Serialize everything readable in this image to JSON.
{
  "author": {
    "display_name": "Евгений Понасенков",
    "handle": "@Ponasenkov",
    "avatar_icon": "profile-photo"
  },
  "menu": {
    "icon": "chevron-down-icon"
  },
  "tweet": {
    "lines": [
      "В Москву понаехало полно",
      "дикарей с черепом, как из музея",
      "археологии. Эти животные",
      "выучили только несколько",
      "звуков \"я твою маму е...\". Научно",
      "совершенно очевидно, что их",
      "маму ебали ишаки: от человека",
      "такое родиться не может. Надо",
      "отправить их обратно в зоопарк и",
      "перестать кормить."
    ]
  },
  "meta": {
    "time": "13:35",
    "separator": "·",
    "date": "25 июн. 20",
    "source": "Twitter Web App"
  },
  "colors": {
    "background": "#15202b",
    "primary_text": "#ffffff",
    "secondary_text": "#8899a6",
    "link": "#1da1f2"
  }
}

====

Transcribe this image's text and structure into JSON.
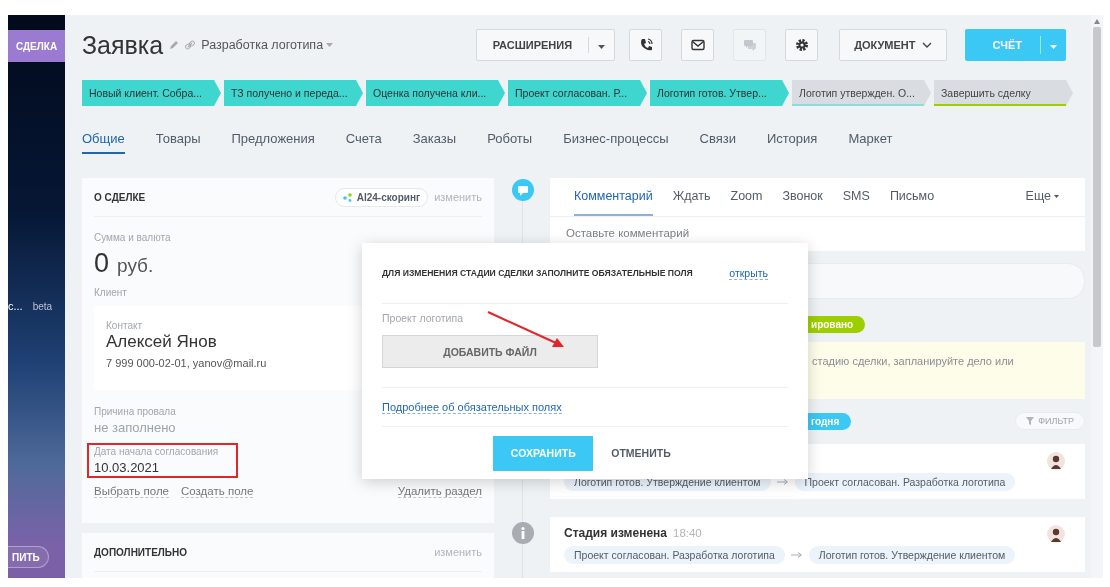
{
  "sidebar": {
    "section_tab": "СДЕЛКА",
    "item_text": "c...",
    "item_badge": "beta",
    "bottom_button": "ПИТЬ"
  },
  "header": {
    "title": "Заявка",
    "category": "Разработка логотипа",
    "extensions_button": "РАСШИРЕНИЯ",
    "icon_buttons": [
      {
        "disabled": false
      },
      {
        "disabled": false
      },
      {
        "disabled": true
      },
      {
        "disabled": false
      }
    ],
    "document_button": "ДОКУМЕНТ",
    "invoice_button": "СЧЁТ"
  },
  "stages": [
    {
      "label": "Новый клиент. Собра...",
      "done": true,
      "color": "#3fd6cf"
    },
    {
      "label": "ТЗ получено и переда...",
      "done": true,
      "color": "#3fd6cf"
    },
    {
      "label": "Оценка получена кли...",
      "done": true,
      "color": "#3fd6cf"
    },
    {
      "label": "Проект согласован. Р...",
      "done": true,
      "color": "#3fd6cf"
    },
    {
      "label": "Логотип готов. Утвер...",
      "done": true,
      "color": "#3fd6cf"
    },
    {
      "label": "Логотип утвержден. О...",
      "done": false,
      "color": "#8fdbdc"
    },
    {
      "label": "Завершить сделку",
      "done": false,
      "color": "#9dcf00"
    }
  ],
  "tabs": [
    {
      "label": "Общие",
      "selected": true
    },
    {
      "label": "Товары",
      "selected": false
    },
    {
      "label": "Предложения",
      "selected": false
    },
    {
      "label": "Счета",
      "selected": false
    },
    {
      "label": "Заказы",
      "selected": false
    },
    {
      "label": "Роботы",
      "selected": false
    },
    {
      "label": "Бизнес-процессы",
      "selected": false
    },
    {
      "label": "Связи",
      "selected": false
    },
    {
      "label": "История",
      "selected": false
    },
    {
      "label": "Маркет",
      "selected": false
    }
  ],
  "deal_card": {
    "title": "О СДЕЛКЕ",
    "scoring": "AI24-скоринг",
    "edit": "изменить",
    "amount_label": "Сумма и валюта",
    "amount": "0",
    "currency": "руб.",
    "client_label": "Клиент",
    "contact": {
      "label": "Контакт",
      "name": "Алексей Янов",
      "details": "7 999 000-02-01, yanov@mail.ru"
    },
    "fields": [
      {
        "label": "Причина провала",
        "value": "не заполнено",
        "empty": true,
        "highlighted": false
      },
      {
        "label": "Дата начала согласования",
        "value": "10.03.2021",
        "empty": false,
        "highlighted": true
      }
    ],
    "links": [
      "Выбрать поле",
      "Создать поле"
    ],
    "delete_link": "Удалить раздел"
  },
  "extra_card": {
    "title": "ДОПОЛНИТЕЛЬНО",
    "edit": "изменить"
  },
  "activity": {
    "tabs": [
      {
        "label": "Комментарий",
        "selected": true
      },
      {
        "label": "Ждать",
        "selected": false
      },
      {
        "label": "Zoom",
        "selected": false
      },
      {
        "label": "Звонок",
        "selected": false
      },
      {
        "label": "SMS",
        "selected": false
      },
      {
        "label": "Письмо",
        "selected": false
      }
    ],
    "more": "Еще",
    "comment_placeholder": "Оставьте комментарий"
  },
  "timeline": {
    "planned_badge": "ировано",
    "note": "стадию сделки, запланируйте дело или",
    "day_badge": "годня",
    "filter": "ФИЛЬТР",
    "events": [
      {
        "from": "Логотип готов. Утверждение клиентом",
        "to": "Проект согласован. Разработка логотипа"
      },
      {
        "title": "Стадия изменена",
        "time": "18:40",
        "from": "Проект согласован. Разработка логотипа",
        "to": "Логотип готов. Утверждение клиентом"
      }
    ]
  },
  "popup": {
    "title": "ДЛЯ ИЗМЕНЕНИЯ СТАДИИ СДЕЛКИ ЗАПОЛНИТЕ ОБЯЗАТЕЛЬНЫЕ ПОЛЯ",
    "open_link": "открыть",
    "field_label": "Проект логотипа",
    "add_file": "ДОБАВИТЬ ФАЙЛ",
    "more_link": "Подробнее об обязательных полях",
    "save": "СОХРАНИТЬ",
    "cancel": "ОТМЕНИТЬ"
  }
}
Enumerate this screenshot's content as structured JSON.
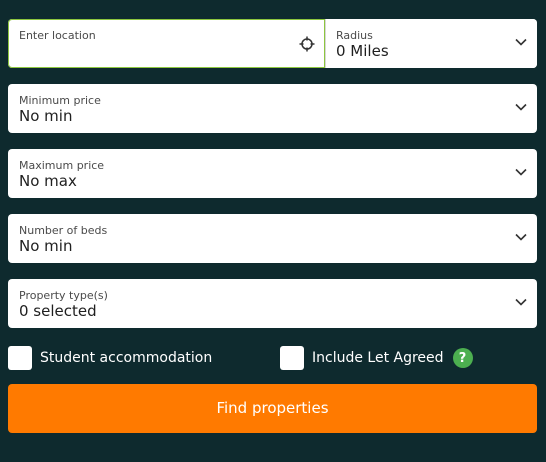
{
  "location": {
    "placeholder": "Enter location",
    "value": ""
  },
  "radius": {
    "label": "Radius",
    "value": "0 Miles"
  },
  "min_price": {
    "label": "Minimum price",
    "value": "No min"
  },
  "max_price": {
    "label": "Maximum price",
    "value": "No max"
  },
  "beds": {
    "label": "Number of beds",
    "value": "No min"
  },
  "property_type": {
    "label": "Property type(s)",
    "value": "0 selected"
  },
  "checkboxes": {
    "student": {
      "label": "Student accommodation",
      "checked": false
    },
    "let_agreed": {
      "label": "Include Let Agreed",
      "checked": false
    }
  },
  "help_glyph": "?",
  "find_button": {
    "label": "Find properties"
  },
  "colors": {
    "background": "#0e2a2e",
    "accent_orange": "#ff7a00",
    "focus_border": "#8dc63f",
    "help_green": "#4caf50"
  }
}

====

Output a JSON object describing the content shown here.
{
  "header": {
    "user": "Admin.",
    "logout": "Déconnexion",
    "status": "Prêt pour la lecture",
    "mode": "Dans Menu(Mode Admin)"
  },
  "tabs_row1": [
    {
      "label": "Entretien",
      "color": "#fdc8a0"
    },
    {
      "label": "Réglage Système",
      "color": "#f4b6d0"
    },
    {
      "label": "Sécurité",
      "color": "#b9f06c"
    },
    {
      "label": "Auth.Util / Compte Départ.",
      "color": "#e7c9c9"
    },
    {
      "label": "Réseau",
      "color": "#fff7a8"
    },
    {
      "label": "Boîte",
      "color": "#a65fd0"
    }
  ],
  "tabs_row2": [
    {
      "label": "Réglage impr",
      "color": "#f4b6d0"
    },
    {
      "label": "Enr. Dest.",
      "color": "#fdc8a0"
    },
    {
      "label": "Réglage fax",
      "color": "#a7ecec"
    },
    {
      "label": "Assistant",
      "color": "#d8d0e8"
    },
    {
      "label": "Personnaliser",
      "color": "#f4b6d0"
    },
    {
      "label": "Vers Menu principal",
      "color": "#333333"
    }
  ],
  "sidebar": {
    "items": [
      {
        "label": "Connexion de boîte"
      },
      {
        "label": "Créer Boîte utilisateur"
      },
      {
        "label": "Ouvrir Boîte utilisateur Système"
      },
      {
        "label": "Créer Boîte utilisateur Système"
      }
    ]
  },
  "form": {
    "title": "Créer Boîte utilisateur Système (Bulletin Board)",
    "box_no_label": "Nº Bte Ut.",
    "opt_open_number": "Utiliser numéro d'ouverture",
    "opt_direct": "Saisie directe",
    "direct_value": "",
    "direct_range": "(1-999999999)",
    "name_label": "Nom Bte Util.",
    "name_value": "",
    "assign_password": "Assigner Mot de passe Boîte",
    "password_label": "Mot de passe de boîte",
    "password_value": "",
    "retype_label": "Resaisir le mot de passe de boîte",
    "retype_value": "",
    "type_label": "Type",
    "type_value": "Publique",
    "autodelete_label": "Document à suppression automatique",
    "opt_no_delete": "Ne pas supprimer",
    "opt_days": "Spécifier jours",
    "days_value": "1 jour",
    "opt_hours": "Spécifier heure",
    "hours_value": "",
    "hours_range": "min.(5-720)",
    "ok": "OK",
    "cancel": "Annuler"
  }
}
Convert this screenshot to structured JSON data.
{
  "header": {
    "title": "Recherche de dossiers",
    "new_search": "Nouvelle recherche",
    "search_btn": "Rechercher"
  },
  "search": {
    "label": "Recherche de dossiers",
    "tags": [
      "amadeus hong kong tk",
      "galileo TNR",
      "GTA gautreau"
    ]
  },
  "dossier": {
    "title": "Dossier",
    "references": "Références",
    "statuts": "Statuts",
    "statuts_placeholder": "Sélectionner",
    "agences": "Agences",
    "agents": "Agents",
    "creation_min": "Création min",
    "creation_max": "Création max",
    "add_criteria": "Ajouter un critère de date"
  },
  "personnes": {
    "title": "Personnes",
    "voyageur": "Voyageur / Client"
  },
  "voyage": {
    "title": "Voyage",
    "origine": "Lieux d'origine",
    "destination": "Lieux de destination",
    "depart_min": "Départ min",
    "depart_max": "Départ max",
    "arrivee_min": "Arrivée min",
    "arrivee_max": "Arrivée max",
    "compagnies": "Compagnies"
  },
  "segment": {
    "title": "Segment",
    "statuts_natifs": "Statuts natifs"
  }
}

====

== THE EXERCISE ==
Take every line that includes the string "логотипа" and copy it.

== ANSWER BELOW ==
    "category": "Разработка логотипа",
        "to": "Проект согласован. Разработка логотипа"
        "from": "Проект согласован. Разработка логотипа",
    "field_label": "Проект логотипа",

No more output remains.